------ Data to process

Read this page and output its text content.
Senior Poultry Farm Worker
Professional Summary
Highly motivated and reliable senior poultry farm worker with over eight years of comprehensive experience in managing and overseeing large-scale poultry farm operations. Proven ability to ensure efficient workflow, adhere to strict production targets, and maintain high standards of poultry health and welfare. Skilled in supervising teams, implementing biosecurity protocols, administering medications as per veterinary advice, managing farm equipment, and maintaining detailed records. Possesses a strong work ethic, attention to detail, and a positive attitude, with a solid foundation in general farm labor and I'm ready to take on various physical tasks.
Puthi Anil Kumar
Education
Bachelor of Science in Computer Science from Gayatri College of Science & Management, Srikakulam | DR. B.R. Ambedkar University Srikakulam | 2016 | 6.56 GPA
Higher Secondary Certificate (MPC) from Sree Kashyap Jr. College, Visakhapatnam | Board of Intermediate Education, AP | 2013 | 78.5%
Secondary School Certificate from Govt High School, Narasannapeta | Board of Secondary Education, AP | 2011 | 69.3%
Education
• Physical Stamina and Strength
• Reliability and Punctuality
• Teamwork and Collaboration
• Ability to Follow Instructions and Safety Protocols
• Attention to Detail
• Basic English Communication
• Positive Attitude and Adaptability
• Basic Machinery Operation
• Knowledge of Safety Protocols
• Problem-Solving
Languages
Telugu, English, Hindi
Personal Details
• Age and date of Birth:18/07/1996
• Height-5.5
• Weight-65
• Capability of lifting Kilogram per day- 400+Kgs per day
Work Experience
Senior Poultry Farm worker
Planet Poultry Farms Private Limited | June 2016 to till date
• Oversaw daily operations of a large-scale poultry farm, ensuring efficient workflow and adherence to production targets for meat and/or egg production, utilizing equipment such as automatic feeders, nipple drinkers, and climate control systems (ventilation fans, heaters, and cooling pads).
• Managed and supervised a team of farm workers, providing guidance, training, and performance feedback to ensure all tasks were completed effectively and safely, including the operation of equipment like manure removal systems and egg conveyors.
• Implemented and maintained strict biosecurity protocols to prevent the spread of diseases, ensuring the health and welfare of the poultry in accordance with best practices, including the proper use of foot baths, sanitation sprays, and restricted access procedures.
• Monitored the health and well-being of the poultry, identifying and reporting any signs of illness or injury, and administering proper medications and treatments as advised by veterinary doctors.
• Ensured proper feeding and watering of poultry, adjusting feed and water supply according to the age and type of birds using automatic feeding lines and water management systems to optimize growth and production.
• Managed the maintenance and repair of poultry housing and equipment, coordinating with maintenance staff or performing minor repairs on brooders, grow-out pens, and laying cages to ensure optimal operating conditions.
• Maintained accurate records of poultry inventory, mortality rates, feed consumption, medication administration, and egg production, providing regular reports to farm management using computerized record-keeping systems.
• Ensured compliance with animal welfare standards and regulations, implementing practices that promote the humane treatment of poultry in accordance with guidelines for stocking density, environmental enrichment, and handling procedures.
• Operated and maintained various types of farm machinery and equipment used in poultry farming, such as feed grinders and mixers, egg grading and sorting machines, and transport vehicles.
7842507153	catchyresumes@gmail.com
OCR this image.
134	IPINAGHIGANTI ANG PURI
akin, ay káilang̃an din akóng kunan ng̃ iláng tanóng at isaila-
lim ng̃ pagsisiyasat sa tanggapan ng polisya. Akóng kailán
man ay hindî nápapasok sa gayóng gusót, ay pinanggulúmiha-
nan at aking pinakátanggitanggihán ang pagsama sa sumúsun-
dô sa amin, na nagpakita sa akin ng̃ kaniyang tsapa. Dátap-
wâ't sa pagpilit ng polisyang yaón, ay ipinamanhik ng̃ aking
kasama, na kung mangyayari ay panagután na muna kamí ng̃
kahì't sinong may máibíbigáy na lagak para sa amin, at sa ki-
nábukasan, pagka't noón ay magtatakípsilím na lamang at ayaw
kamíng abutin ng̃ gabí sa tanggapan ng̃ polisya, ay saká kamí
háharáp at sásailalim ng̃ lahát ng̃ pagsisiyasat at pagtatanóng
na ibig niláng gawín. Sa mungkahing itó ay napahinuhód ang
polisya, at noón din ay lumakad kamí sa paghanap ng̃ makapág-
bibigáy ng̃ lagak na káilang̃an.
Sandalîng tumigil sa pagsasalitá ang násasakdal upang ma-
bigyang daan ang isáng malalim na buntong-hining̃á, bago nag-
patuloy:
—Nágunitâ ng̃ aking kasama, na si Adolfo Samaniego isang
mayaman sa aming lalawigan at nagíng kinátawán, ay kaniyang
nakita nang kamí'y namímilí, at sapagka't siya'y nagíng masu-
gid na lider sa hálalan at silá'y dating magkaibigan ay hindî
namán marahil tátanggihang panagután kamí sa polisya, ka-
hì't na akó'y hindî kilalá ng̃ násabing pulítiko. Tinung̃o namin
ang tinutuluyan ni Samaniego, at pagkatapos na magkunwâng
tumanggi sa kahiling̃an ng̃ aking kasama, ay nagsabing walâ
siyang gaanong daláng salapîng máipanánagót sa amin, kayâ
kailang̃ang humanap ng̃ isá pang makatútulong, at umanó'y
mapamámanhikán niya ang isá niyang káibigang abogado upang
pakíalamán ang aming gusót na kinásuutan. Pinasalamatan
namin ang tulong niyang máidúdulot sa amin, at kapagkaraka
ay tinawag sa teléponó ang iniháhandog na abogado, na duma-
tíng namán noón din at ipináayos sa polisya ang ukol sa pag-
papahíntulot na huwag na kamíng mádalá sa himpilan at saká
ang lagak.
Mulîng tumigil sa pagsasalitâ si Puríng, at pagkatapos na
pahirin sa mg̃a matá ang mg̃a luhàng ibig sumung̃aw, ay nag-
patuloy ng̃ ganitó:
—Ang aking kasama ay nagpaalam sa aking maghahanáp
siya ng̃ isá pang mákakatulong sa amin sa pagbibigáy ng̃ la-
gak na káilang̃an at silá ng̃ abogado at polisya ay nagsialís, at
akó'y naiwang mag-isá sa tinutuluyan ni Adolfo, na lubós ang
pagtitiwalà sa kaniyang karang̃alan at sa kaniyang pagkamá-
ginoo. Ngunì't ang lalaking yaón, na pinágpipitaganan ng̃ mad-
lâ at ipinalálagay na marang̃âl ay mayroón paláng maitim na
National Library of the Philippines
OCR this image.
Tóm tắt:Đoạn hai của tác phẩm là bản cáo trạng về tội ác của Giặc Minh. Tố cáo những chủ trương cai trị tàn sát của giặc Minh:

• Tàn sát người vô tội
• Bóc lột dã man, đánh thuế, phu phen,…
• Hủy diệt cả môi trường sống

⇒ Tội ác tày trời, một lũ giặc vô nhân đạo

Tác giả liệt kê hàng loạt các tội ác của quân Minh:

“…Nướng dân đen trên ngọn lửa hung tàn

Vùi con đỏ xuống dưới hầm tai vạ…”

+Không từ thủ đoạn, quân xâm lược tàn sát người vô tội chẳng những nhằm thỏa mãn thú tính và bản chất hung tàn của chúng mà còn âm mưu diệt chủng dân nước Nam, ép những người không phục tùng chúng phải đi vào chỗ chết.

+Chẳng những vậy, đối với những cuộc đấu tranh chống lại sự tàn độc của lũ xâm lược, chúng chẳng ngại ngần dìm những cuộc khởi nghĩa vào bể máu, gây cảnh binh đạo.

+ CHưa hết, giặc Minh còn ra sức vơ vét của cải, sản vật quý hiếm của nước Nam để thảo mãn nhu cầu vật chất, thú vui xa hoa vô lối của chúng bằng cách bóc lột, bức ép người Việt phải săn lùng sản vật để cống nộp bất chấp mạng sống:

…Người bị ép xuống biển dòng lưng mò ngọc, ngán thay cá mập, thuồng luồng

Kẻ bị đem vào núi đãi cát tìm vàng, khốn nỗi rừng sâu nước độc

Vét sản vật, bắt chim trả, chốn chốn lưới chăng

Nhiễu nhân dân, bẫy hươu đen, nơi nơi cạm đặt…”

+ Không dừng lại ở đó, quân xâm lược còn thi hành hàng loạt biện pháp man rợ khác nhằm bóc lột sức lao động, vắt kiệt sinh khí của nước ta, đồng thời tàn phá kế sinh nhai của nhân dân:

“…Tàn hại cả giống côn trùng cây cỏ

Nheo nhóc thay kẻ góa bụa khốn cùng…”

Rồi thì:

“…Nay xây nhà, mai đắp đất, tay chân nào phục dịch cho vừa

------------

__Set problem__.
Count the lines of these entries that hold the string "chẳng", and give only that number.

__Result below__.
2